■ TASK INSTRUCTIONS ■
Copy each line that has the string "text" somewhere in it.

■ DATA FOR THIS TASK ■
Begin

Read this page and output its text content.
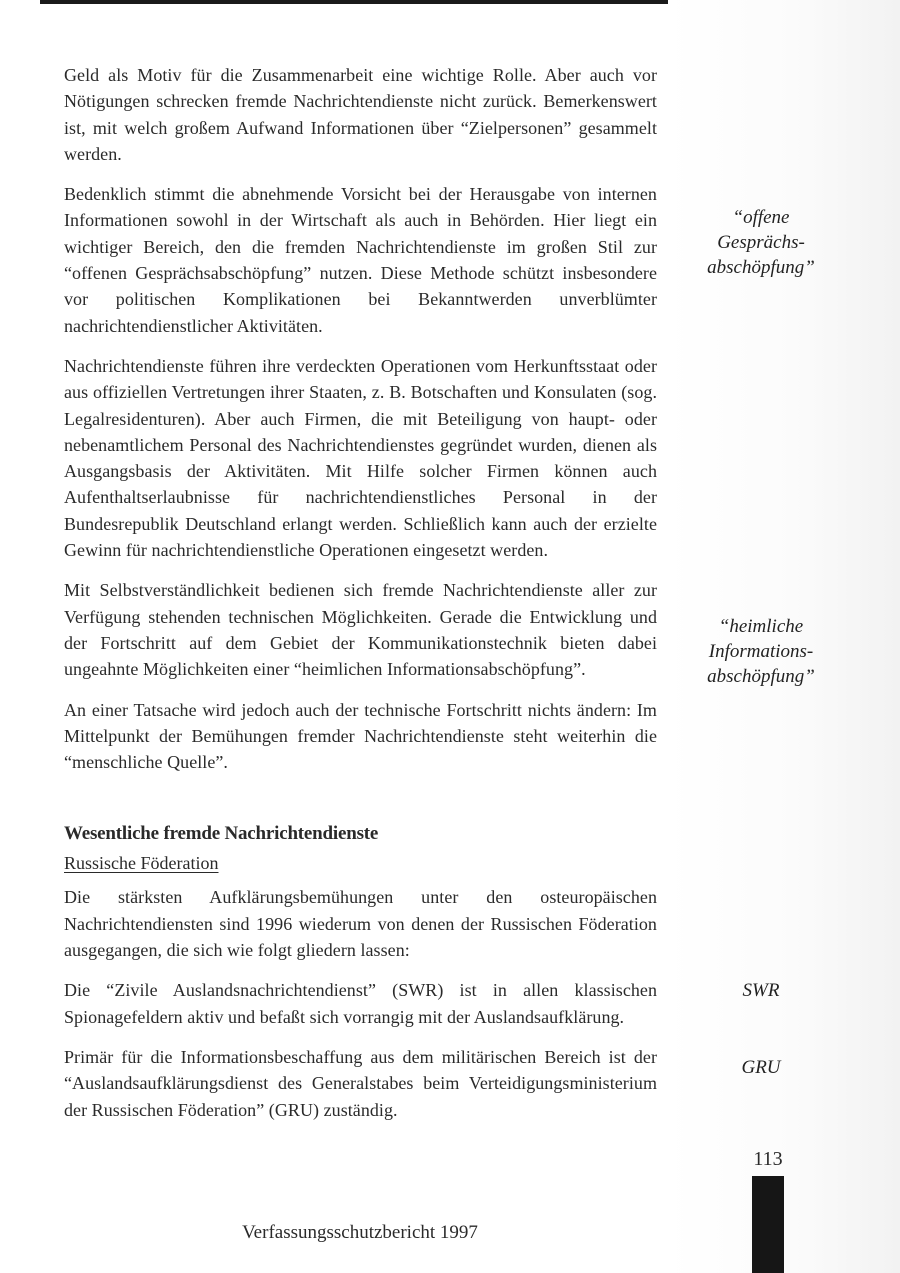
Geld als Motiv für die Zusammenarbeit eine wichtige Rolle. Aber auch vor Nötigungen schrecken fremde Nachrichtendienste nicht zurück. Bemerkenswert ist, mit welch großem Aufwand Informationen über “Zielpersonen” gesammelt werden.

Bedenklich stimmt die abnehmende Vorsicht bei der Herausgabe von internen Informationen sowohl in der Wirtschaft als auch in Behörden. Hier liegt ein wichtiger Bereich, den die fremden Nachrichtendienste im großen Stil zur “offenen Gesprächsabschöpfung” nutzen. Diese Methode schützt insbesondere vor politischen Komplikationen bei Bekanntwerden unverblümter nachrichtendienstlicher Aktivitäten.

Nachrichtendienste führen ihre verdeckten Operationen vom Herkunftsstaat oder aus offiziellen Vertretungen ihrer Staaten, z. B. Botschaften und Konsulaten (sog. Legalresidenturen). Aber auch Firmen, die mit Beteiligung von haupt- oder nebenamtlichem Personal des Nachrichtendienstes gegründet wurden, dienen als Ausgangsbasis der Aktivitäten. Mit Hilfe solcher Firmen können auch Aufenthaltserlaubnisse für nachrichtendienstliches Personal in der Bundesrepublik Deutschland erlangt werden. Schließlich kann auch der erzielte Gewinn für nachrichtendienstliche Operationen eingesetzt werden.

Mit Selbstverständlichkeit bedienen sich fremde Nachrichtendienste aller zur Verfügung stehenden technischen Möglichkeiten. Gerade die Entwicklung und der Fortschritt auf dem Gebiet der Kommunikationstechnik bieten dabei ungeahnte Möglichkeiten einer “heimlichen Informationsabschöpfung”.

An einer Tatsache wird jedoch auch der technische Fortschritt nichts ändern: Im Mittelpunkt der Bemühungen fremder Nachrichtendienste steht weiterhin die “menschliche Quelle”.

Wesentliche fremde Nachrichtendienste
Russische Föderation

Die stärksten Aufklärungsbemühungen unter den osteuropäischen Nachrichtendiensten sind 1996 wiederum von denen der Russischen Föderation ausgegangen, die sich wie folgt gliedern lassen:

Die “Zivile Auslandsnachrichtendienst” (SWR) ist in allen klassischen Spionagefeldern aktiv und befaßt sich vorrangig mit der Auslandsaufklärung.

Primär für die Informationsbeschaffung aus dem militärischen Bereich ist der “Auslandsaufklärungsdienst des Generalstabes beim Verteidigungsministerium der Russischen Föderation” (GRU) zuständig.

“offene
Gesprächs-
abschöpfung”
“heimliche
Informations-
abschöpfung”
SWR
GRU
113
Verfassungsschutzbericht 1997
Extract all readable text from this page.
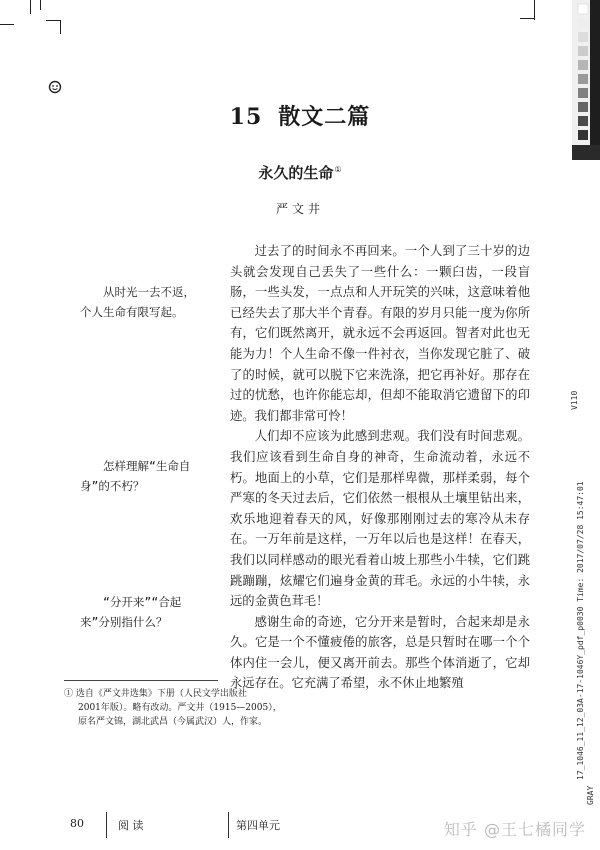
15 散文二篇
永久的生命①
严文井

过去了的时间永不再回来。一个人到了三十岁的边头就会发现自己丢失了一些什么：一颗臼齿，一段盲肠，一些头发，一点点和人开玩笑的兴味，这意味着他已经失去了那大半个青春。有限的岁月只能一度为你所有，它们既然离开，就永远不会再返回。智者对此也无能为力！个人生命不像一件衬衣，当你发现它脏了、破了的时候，就可以脱下它来洗涤，把它再补好。那存在过的忧愁，也许你能忘却，但却不能取消它遗留下的印迹。我们都非常可怜！

人们却不应该为此感到悲观。我们没有时间悲观。我们应该看到生命自身的神奇，生命流动着，永远不朽。地面上的小草，它们是那样卑微，那样柔弱，每个严寒的冬天过去后，它们依然一根根从土壤里钻出来，欢乐地迎着春天的风，好像那刚刚过去的寒冷从未存在。一万年前是这样，一万年以后也是这样！在春天，我们以同样感动的眼光看着山坡上那些小牛犊，它们跳跳蹦蹦，炫耀它们遍身金黄的茸毛。永远的小牛犊，永远的金黄色茸毛！

感谢生命的奇迹，它分开来是暂时，合起来却是永久。它是一个不懂疲倦的旅客，总是只暂时在哪一个个体内住一会儿，便又离开前去。那些个体消逝了，它却永远存在。它充满了希望，永不休止地繁殖

从时光一去不返，个人生命有限写起。
怎样理解“生命自身”的不朽？
“分开来”“合起来”分别指什么？
① 选自《严文井选集》下册（人民文学出版社
2001年版）。略有改动。严文井（1915—2005），
原名严文锦，湖北武昌（今属武汉）人，作家。
80	阅 读	第四单元	知乎 @王七橘同学
V110
17_1046_11_12_03A-17-1046Y_pdf_p0030 Time: 2017/07/28 15:47:01
GRAY
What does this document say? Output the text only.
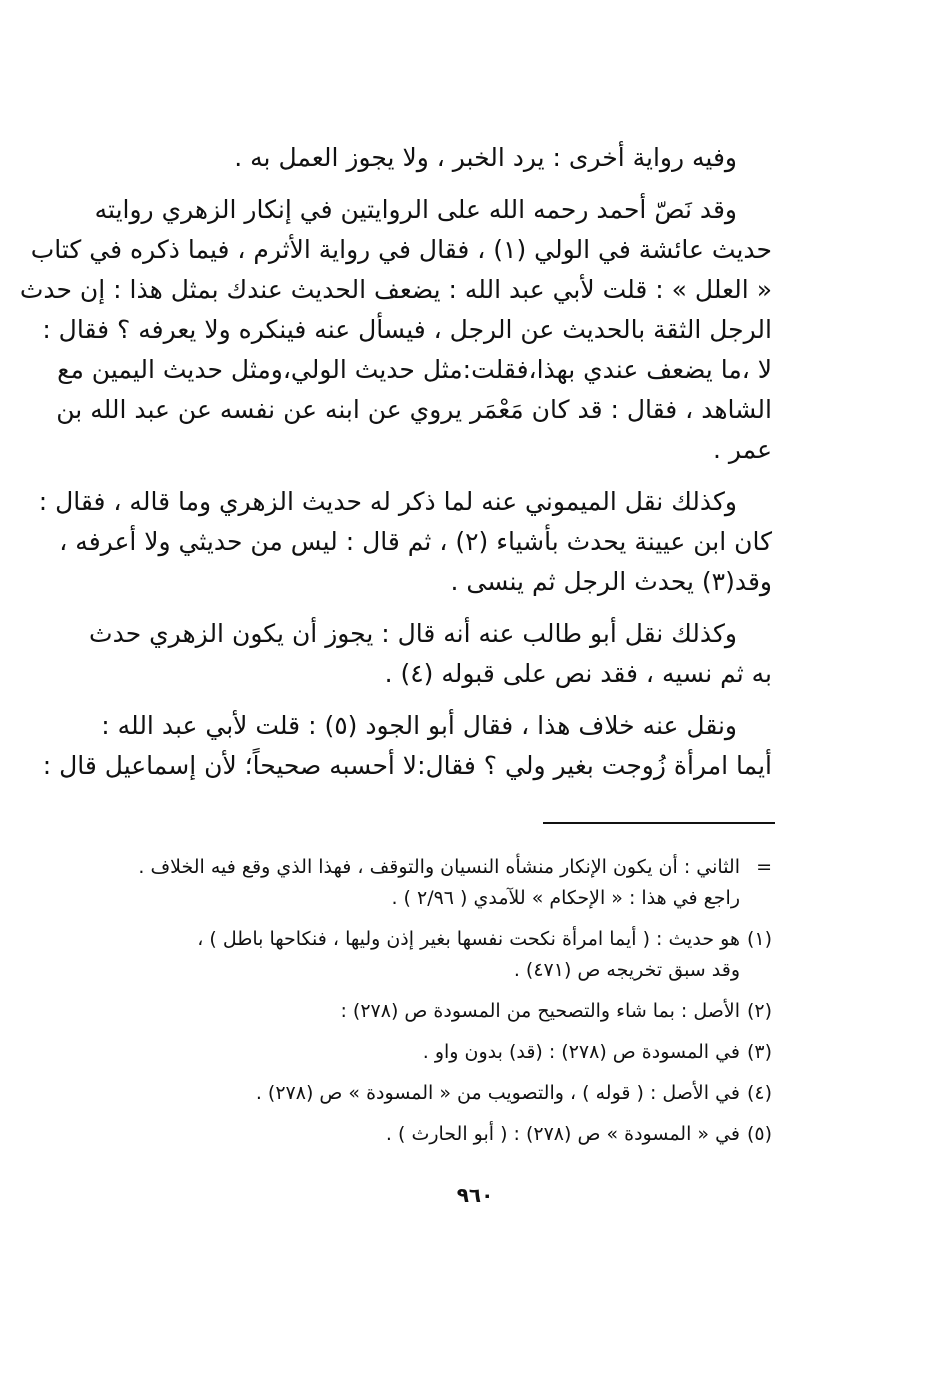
وفيه رواية أخرى : يرد الخبر ، ولا يجوز العمل به .

وقد نَصّ أحمد رحمه الله على الروايتين في إنكار الزهري روايته
حديث عائشة في الولي (١) ، فقال في رواية الأثرم ، فيما ذكره في كتاب
« العلل » : قلت لأبي عبد الله : يضعف الحديث عندك بمثل هذا : إن حدث
الرجل الثقة بالحديث عن الرجل ، فيسأل عنه فينكره ولا يعرفه ؟ فقال :
لا ،ما يضعف عندي بهذا،فقلت:مثل حديث الولي،ومثل حديث اليمين مع
الشاهد ، فقال : قد كان مَعْمَر يروي عن ابنه عن نفسه عن عبد الله بن
عمر .

وكذلك نقل الميموني عنه لما ذكر له حديث الزهري وما قاله ، فقال :
كان ابن عيينة يحدث بأشياء (٢) ، ثم قال : ليس من حديثي ولا أعرفه ،
وقد(٣) يحدث الرجل ثم ينسى .

وكذلك نقل أبو طالب عنه أنه قال : يجوز أن يكون الزهري حدث
به ثم نسيه ، فقد نص على قبوله (٤) .

ونقل عنه خلاف هذا ، فقال أبو الجود (٥) : قلت لأبي عبد الله :
أيما امرأة زُوجت بغير ولي ؟ فقال:لا أحسبه صحيحاً؛ لأن إسماعيل قال :

=
الثاني : أن يكون الإنكار منشأه النسيان والتوقف ، فهذا الذي وقع فيه الخلاف .
راجع في هذا : « الإحكام » للآمدي ( ٢/٩٦ ) .
(١)
هو حديث : ( أيما امرأة نكحت نفسها بغير إذن وليها ، فنكاحها باطل ) ،
وقد سبق تخريجه ص (٤٧١) .
(٢)
الأصل : بما شاء والتصحيح من المسودة ص (٢٧٨) :
(٣)
في المسودة ص (٢٧٨) : (قد) بدون واو .
(٤)
في الأصل : ( قوله ) ، والتصويب من « المسودة » ص (٢٧٨) .
(٥)
في « المسودة » ص (٢٧٨) : ( أبو الحارث ) .
٩٦٠
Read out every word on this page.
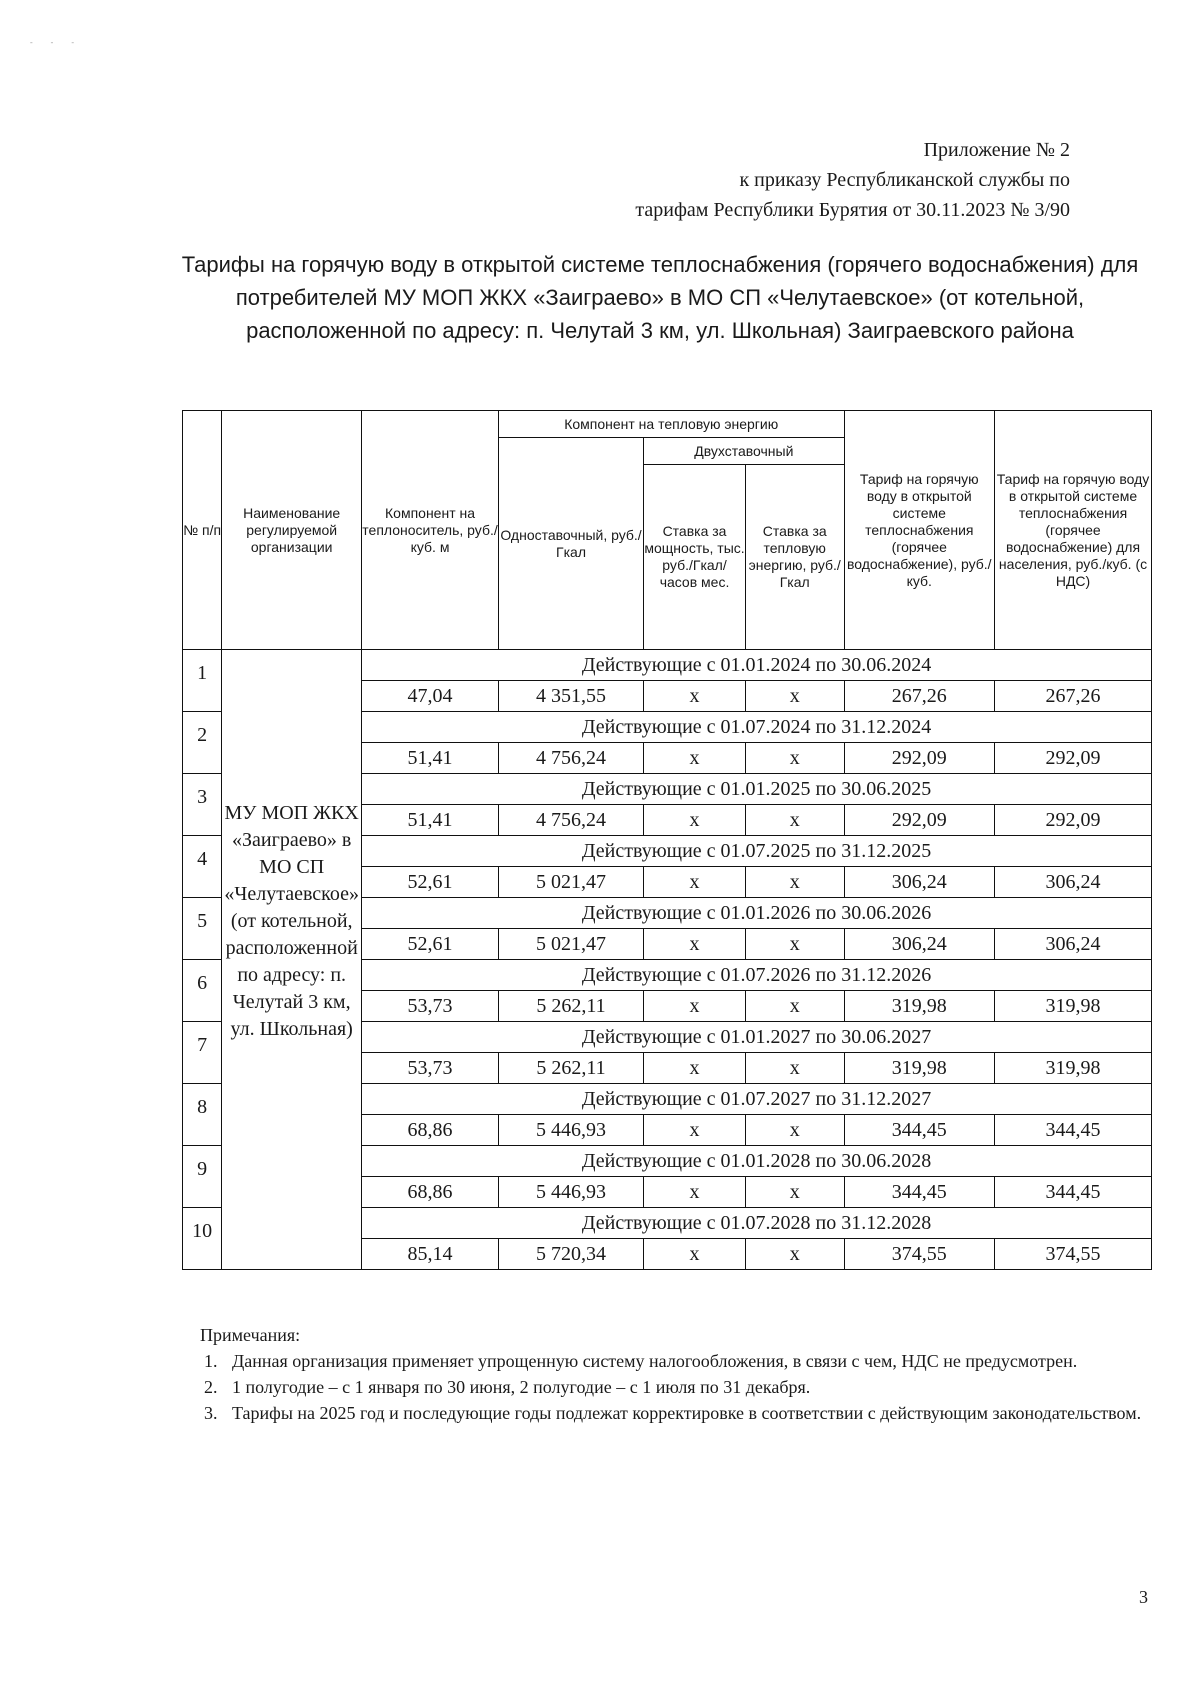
- - -
Приложение № 2
к приказу Республиканской службы по
тарифам Республики Бурятия от 30.11.2023 № 3/90
Тарифы на горячую воду в открытой системе теплоснабжения (горячего водоснабжения) для потребителей МУ МОП ЖКХ «Заиграево» в МО СП «Челутаевское» (от котельной, расположенной по адресу: п. Челутай 3 км, ул. Школьная) Заиграевского района
№ п/п	Наименование регулируемой организации	Компонент на теплоноситель, руб./куб. м	Компонент на тепловую энергию			Тариф на горячую воду в открытой системе теплоснабжения (горячее водоснабжение), руб./куб.	Тариф на горячую воду в открытой системе теплоснабжения (горячее водоснабжение) для населения, руб./куб. (с НДС)
			Одноставочный, руб./Гкал	Двухставочный			
				Ставка за мощность, тыс. руб./Гкал/часов мес.	Ставка за тепловую энергию, руб./Гкал		
1	МУ МОП ЖКХ «Заиграево» в МО СП «Челутаевское» (от котельной, расположенной по адресу: п. Челутай 3 км, ул. Школьная)	Действующие с 01.01.2024 по 30.06.2024					
		47,04	4 351,55	x	x	267,26	267,26
2		Действующие с 01.07.2024 по 31.12.2024					
		51,41	4 756,24	x	x	292,09	292,09
3		Действующие с 01.01.2025 по 30.06.2025					
		51,41	4 756,24	x	x	292,09	292,09
4		Действующие с 01.07.2025 по 31.12.2025					
		52,61	5 021,47	x	x	306,24	306,24
5		Действующие с 01.01.2026 по 30.06.2026					
		52,61	5 021,47	x	x	306,24	306,24
6		Действующие с 01.07.2026 по 31.12.2026					
		53,73	5 262,11	x	x	319,98	319,98
7		Действующие с 01.01.2027 по 30.06.2027					
		53,73	5 262,11	x	x	319,98	319,98
8		Действующие с 01.07.2027 по 31.12.2027					
		68,86	5 446,93	x	x	344,45	344,45
9		Действующие с 01.01.2028 по 30.06.2028					
		68,86	5 446,93	x	x	344,45	344,45
10		Действующие с 01.07.2028 по 31.12.2028					
		85,14	5 720,34	x	x	374,55	374,55
Примечания:
1. Данная организация применяет упрощенную систему налогообложения, в связи с чем, НДС не предусмотрен.
2. 1 полугодие – с 1 января по 30 июня, 2 полугодие – с 1 июля по 31 декабря.
3. Тарифы на 2025 год и последующие годы подлежат корректировке в соответствии с действующим законодательством.
3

End

■ ANSWER BELOW ■
Read this page and output its text content.
Extract all readable text from this page.
What does this document say? Output the text only.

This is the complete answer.